**Stored rows:**
═══

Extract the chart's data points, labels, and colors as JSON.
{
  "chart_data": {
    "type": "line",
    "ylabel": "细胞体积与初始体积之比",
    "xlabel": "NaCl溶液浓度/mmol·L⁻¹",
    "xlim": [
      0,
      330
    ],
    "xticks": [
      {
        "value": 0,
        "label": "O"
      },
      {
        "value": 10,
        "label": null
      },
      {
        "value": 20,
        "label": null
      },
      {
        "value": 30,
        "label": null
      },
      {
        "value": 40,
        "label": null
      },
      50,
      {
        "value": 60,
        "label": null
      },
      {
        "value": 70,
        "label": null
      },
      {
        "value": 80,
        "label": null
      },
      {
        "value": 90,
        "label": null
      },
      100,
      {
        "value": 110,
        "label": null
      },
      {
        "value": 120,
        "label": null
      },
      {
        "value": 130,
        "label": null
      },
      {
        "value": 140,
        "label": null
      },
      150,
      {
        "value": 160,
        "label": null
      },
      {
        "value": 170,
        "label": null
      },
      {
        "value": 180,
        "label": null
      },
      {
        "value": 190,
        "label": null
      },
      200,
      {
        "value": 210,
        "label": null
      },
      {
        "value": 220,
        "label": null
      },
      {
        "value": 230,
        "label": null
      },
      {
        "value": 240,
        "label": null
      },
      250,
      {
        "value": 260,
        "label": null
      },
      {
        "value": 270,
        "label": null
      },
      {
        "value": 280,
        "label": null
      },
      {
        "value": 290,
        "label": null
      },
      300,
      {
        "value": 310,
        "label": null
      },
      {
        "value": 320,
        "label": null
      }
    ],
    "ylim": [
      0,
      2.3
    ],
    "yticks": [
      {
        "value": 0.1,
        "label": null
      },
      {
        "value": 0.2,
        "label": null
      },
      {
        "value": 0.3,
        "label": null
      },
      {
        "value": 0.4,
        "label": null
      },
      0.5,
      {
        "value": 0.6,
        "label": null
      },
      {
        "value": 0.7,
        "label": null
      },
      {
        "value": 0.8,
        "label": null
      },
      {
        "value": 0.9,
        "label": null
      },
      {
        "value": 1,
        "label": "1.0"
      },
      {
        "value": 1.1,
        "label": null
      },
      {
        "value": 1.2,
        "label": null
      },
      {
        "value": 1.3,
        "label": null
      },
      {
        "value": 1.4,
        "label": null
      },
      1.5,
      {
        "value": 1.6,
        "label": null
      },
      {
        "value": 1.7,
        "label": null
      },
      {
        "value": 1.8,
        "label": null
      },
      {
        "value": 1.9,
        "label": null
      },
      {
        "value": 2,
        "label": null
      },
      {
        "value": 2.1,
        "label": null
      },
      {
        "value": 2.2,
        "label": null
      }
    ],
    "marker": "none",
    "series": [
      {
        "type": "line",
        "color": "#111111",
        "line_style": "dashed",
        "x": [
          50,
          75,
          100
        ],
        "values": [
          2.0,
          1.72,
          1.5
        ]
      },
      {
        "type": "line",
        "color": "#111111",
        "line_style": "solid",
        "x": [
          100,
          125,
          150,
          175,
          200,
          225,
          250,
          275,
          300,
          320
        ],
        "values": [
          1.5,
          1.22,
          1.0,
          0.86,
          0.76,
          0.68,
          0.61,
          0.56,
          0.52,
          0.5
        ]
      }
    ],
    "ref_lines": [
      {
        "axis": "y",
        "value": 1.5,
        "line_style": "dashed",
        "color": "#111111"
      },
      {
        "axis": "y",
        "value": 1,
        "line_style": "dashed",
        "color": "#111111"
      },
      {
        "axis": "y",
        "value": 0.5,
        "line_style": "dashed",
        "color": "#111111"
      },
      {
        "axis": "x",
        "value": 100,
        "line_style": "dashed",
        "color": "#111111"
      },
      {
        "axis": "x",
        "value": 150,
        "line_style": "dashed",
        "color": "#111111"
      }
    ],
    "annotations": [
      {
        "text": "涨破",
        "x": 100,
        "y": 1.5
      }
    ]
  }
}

═══

**Written request:** Transcribe every entry exactly, omitting nothing.

**Problem solution:**
Extract the chart's data points, labels, and colors as JSON.
{
  "chart_data": {
    "type": "line",
    "ylabel": "细胞体积与初始体积之比",
    "xlabel": "NaCl溶液浓度/mmol·L⁻¹",
    "xlim": [
      0,
      330
    ],
    "xticks": [
      {
        "value": 0,
        "label": "O"
      },
      {
        "value": 10,
        "label": null
      },
      {
        "value": 20,
        "label": null
      },
      {
        "value": 30,
        "label": null
      },
      {
        "value": 40,
        "label": null
      },
      50,
      {
        "value": 60,
        "label": null
      },
      {
        "value": 70,
        "label": null
      },
      {
        "value": 80,
        "label": null
      },
      {
        "value": 90,
        "label": null
      },
      100,
      {
        "value": 110,
        "label": null
      },
      {
        "value": 120,
        "label": null
      },
      {
        "value": 130,
        "label": null
      },
      {
        "value": 140,
        "label": null
      },
      150,
      {
        "value": 160,
        "label": null
      },
      {
        "value": 170,
        "label": null
      },
      {
        "value": 180,
        "label": null
      },
      {
        "value": 190,
        "label": null
      },
      200,
      {
        "value": 210,
        "label": null
      },
      {
        "value": 220,
        "label": null
      },
      {
        "value": 230,
        "label": null
      },
      {
        "value": 240,
        "label": null
      },
      250,
      {
        "value": 260,
        "label": null
      },
      {
        "value": 270,
        "label": null
      },
      {
        "value": 280,
        "label": null
      },
      {
        "value": 290,
        "label": null
      },
      300,
      {
        "value": 310,
        "label": null
      },
      {
        "value": 320,
        "label": null
      }
    ],
    "ylim": [
      0,
      2.3
    ],
    "yticks": [
      {
        "value": 0.1,
        "label": null
      },
      {
        "value": 0.2,
        "label": null
      },
      {
        "value": 0.3,
        "label": null
      },
      {
        "value": 0.4,
        "label": null
      },
      0.5,
      {
        "value": 0.6,
        "label": null
      },
      {
        "value": 0.7,
        "label": null
      },
      {
        "value": 0.8,
        "label": null
      },
      {
        "value": 0.9,
        "label": null
      },
      {
        "value": 1,
        "label": "1.0"
      },
      {
        "value": 1.1,
        "label": null
      },
      {
        "value": 1.2,
        "label": null
      },
      {
        "value": 1.3,
        "label": null
      },
      {
        "value": 1.4,
        "label": null
      },
      1.5,
      {
        "value": 1.6,
        "label": null
      },
      {
        "value": 1.7,
        "label": null
      },
      {
        "value": 1.8,
        "label": null
      },
      {
        "value": 1.9,
        "label": null
      },
      {
        "value": 2,
        "label": null
      },
      {
        "value": 2.1,
        "label": null
      },
      {
        "value": 2.2,
        "label": null
      }
    ],
    "marker": "none",
    "series": [
      {
        "type": "line",
        "color": "#111111",
        "line_style": "dashed",
        "x": [
          50,
          75,
          100
        ],
        "values": [
          2.0,
          1.72,
          1.5
        ]
      },
      {
        "type": "line",
        "color": "#111111",
        "line_style": "solid",
        "x": [
          100,
          125,
          150,
          175,
          200,
          225,
          250,
          275,
          300,
          320
        ],
        "values": [
          1.5,
          1.22,
          1.0,
          0.86,
          0.76,
          0.68,
          0.61,
          0.56,
          0.52,
          0.5
        ]
      }
    ],
    "ref_lines": [
      {
        "axis": "y",
        "value": 1.5,
        "line_style": "dashed",
        "color": "#111111"
      },
      {
        "axis": "y",
        "value": 1,
        "line_style": "dashed",
        "color": "#111111"
      },
      {
        "axis": "y",
        "value": 0.5,
        "line_style": "dashed",
        "color": "#111111"
      },
      {
        "axis": "x",
        "value": 100,
        "line_style": "dashed",
        "color": "#111111"
      },
      {
        "axis": "x",
        "value": 150,
        "line_style": "dashed",
        "color": "#111111"
      }
    ],
    "annotations": [
      {
        "text": "涨破",
        "x": 100,
        "y": 1.5
      }
    ]
  }
}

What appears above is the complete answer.